____ Makale
İki sanatçı - Bir atölye

Sanatçılar için atölyeleri önemlidir, özeldir. Bu mekânlar, onların çalıştığı, ürettiği, malzemelerini sakladığı, yalnız başlarına kaldığı, iç dünyalarını işlerine aktardığı sığınaklarıdır adeta. Her sanatçının atölyesi ayrı bir dünyadır, kendisidir. Atölye ziyaretleri ile sanatçının iç dünyasına ait bilgi edinebilir, geçmiş işleri ve yapacağı yeni işlere dair sürprizlerle karşılaşabilirsiniz. Çoğu zaman yalnız çalışmayı tercih etseler de, zaman zaman atölyelerini paylaşmayı tercih eden sanatçılar da var. Tıpkı seramik sanatçısı Emi Krespin ile çağdaş heykel ve enstalasyon sanatçısı Serra Behar gibi…

Sanat
10 Ocak 2018 Çarşamba

Mirey Nasi


Serra Behar ve Emi Krespin; ikisi de cıvıl cıvıl, neşeli, dinamik, alanlarında bilinen sanatçılar. Tophane’de, dışarıdan bakınca ilk anda eskiliği ile dikkatinizi çeken bir binada, kapıdan içeri girdiğinizde sizi yerden tavana uzanan kocaman pencereleriyle karşılayan, ışığıyla içeri çeken aydınlık bir mekân, çalışması çok keyifli bir atölye yaratmışlar; harıl harıl çalışıyorlar.

Öncelikle sizleri tanıyabilir miyiz? İki farklı disiplinden sanatçılarsınız. Kendinizden ve işlerinizden bahseder misiniz?
________
Yapılacaklar.
- a) Makaledeki "Serra Behar ve Emi Krespin;" diye başlayan paragrafı, temel bilgilerini koruyarak daha kısa biçimde yeniden yazın.
- b) Aşağıdaki ifadelerin makaleyle uyuşup uyuşmadığını belirtin. Her biri için evet ya da hayır deyin ve makaleden belirleyici sözcükleri aynen alıntılayın: (i) Emi Krespin bir seramik sanatçısıdır. (ii) İki sanatçının atölyesi Kadıköy'dedir. (iii) Sanatçılar çoğunlukla atölyelerini paylaşmayı tercih eder.
- c) Makalede "Serra Behar ve" sözcüklerini içeren ifadeyle açılan ve "işlerinizden bahseder misiniz?" ile kapanan bölümü hiç değiştirmeden yineleyin.
____ Alıntılanan veriler
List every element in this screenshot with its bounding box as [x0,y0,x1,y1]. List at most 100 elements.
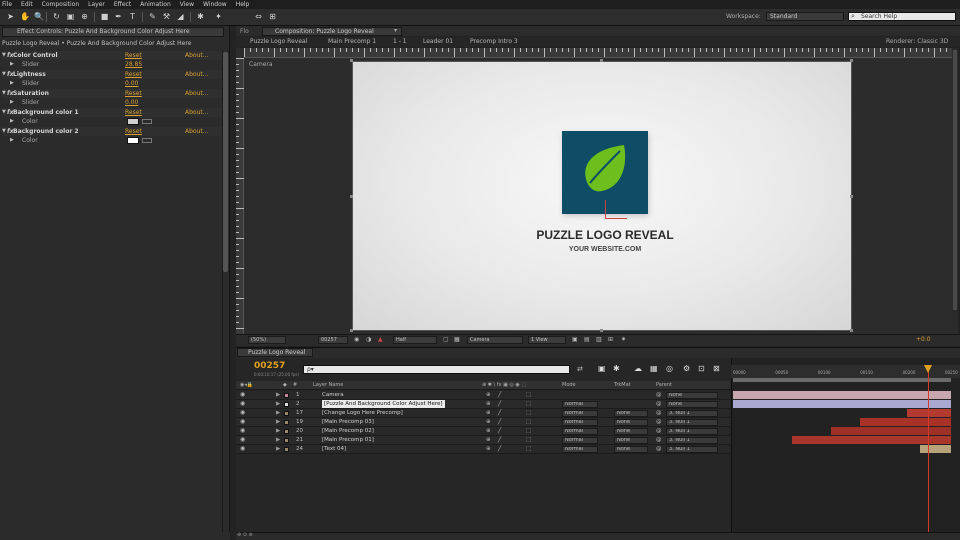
layer-duration-bar[interactable] [919,445,951,453]
blend-mode-dropdown[interactable]: Normal [562,446,598,453]
current-time-display[interactable]: 00257 [318,336,348,344]
blend-mode-dropdown[interactable]: Normal [562,401,598,408]
twirl-down-icon[interactable]: ▼ [2,127,6,136]
twirl-right-icon[interactable]: ▶ [276,427,280,435]
timeline-icon[interactable]: ▥ [596,336,602,343]
graph-editor-toggle-icon[interactable]: ⊠ [713,364,720,373]
blend-mode-dropdown[interactable]: Normal [562,428,598,435]
twirl-right-icon[interactable]: ▶ [276,418,280,426]
layer-handle[interactable] [350,329,353,332]
eye-icon[interactable]: ◉ [240,436,245,444]
quality-switch-icon[interactable]: ╱ [498,436,501,444]
composition-breadcrumb-item[interactable]: Puzzle Logo Reveal [250,38,307,46]
twirl-right-icon[interactable]: ▶ [276,409,280,417]
about-link[interactable]: About... [185,89,208,98]
about-link[interactable]: About... [185,108,208,117]
layer-name[interactable]: Camera [322,391,344,399]
color-channel-icon[interactable]: ▲ [378,336,383,343]
shy-switch-icon[interactable]: ⊕ [486,400,491,408]
layer-row[interactable]: ◉ ▶ 21 [Main Precomp 01] ⊕ ╱ ⬚ Normal None @3. Nu… [236,436,730,445]
label-swatch[interactable] [284,447,289,452]
shy-switch-icon[interactable]: ⊕ [486,409,491,417]
layer-name[interactable]: [Main Precomp 01] [322,436,374,444]
pick-whip-icon[interactable]: @ [656,445,662,453]
menu-animation[interactable]: Animation [140,1,171,8]
text-tool-icon[interactable]: T [128,12,137,21]
about-link[interactable]: About... [185,70,208,79]
track-matte-dropdown[interactable]: None [614,428,648,435]
about-link[interactable]: About... [185,51,208,60]
color-swatch[interactable] [127,137,139,144]
current-time-indicator[interactable] [928,366,929,540]
quality-switch-icon[interactable]: ╱ [498,400,501,408]
effect-row[interactable]: ▼ fx Saturation Reset About... [2,89,222,98]
viewer-scroll-thumb[interactable] [953,50,957,310]
pick-whip-icon[interactable]: @ [656,427,662,435]
track-matte-dropdown[interactable]: None [614,410,648,417]
3d-layer-switch-icon[interactable]: ⬚ [526,400,531,408]
layer-handle[interactable] [600,59,603,62]
layer-row[interactable]: ◉ ▶ 1 Camera ⊕ ╱ ⬚ @ None [236,391,730,400]
layer-handle[interactable] [850,59,853,62]
mode-header[interactable]: Mode [562,382,576,389]
shy-switch-icon[interactable]: ⊕ [486,418,491,426]
composition-breadcrumb-item[interactable]: Leader 01 [423,38,453,46]
layer-handle[interactable] [850,195,853,198]
layer-name[interactable]: [Change Logo Here Precomp] [322,409,403,417]
label-swatch[interactable] [284,420,289,425]
menu-file[interactable]: File [2,1,12,8]
parent-dropdown[interactable]: 3. Null 1 [666,419,718,426]
timeline-tab[interactable]: Puzzle Logo Reveal [237,348,313,357]
eye-icon[interactable]: ◉ [240,391,245,399]
composition-tab[interactable]: Composition: Puzzle Logo Reveal [262,27,402,36]
horizontal-ruler[interactable] [244,48,956,58]
effect-controls-scroll-thumb[interactable] [223,52,228,272]
menu-composition[interactable]: Composition [42,1,79,8]
parent-dropdown[interactable]: None [666,401,718,408]
quality-switch-icon[interactable]: ╱ [498,427,501,435]
menu-edit[interactable]: Edit [21,1,33,8]
eye-icon[interactable]: ◉ [240,427,245,435]
eye-icon[interactable]: ◉ [240,445,245,453]
menu-effect[interactable]: Effect [114,1,131,8]
region-of-interest-icon[interactable]: ▢ [443,336,449,343]
timeline-current-time[interactable]: 00257 [254,361,285,371]
clone-stamp-tool-icon[interactable]: ⚒ [162,12,171,21]
reset-link[interactable]: Reset [125,51,142,60]
color-swatch[interactable] [127,118,139,125]
menu-layer[interactable]: Layer [88,1,105,8]
layer-row[interactable]: ◉ ▶ 17 [Change Logo Here Precomp] ⊕ ╱ ⬚ Normal N… [236,409,730,418]
pan-behind-tool-icon[interactable]: ⊕ [80,12,89,21]
close-tab-icon[interactable]: ▾ [394,27,397,34]
live-update-icon[interactable]: ▣ [598,364,606,373]
shy-switch-icon[interactable]: ⊕ [486,391,491,399]
quality-switch-icon[interactable]: ╱ [498,409,501,417]
magnification-dropdown[interactable]: (50%) [248,336,286,344]
layer-name[interactable]: [Main Precomp 02] [322,427,374,435]
layer-row[interactable]: ◉ ▶ 2 [Puzzle And Background Color Adjust H… [236,400,730,409]
effect-row[interactable]: ▼ fx Background color 2 Reset About... [2,127,222,136]
shy-switch-icon[interactable]: ⊕ [486,445,491,453]
work-area-bar[interactable] [733,378,951,382]
eye-icon[interactable]: ◉ [240,418,245,426]
menu-help[interactable]: Help [236,1,250,8]
show-channel-icon[interactable]: ◑ [366,336,371,343]
selection-tool-icon[interactable]: ➤ [6,12,15,21]
effect-controls-tab[interactable]: Effect Controls: Puzzle And Background C… [2,27,224,37]
parent-header[interactable]: Parent [656,382,672,389]
eyedropper-icon[interactable] [142,119,152,124]
reset-link[interactable]: Reset [125,70,142,79]
3d-layer-switch-icon[interactable]: ⬚ [526,391,531,399]
property-value[interactable]: 0.00 [125,98,138,107]
reset-link[interactable]: Reset [125,127,142,136]
3d-layer-switch-icon[interactable]: ⬚ [526,427,531,435]
composition-breadcrumb-item[interactable]: Main Precomp 1 [328,38,376,46]
layer-name[interactable]: [Main Precomp 03] [322,418,374,426]
property-value[interactable]: 28.85 [125,60,142,69]
track-matte-dropdown[interactable]: None [614,446,648,453]
blend-mode-dropdown[interactable]: Normal [562,437,598,444]
eye-icon[interactable]: ◉ [240,400,245,408]
camera-tool-icon[interactable]: ▣ [66,12,75,21]
vertical-ruler[interactable] [236,58,244,334]
twirl-right-icon[interactable]: ▶ [10,117,14,126]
________
Doğru yanıtlar.
- a) Serra Behar ile Emi Krespin, alanlarında tanınan, neşeli ve dinamik iki sanatçıdır. Tophane'de dışarıdan eski görünen bir binada, yerden tavana uzanan büyük pencereleri olan aydınlık bir atölye kurmuşlar ve orada yoğun biçimde çalışıyorlar.

- b)
(i) Evet: "seramik sanatçısı Emi Krespin"
(ii) Hayır: "Tophane’de"
(iii) Hayır: "Çoğu zaman yalnız çalışmayı tercih etseler de"

- c)
Serra Behar ve Emi Krespin; ikisi de cıvıl cıvıl, neşeli, dinamik, alanlarında bilinen sanatçılar. Tophane’de, dışarıdan bakınca ilk anda eskiliği ile dikkatinizi çeken bir binada, kapıdan içeri girdiğinizde sizi yerden tavana uzanan kocaman pencereleriyle karşılayan, ışığıyla içeri çeken aydınlık bir mekân, çalışması çok keyifli bir atölye yaratmışlar; harıl harıl çalışıyorlar.

Öncelikle sizleri tanıyabilir miyiz? İki farklı disiplinden sanatçılarsınız. Kendinizden ve işlerinizden bahseder misiniz?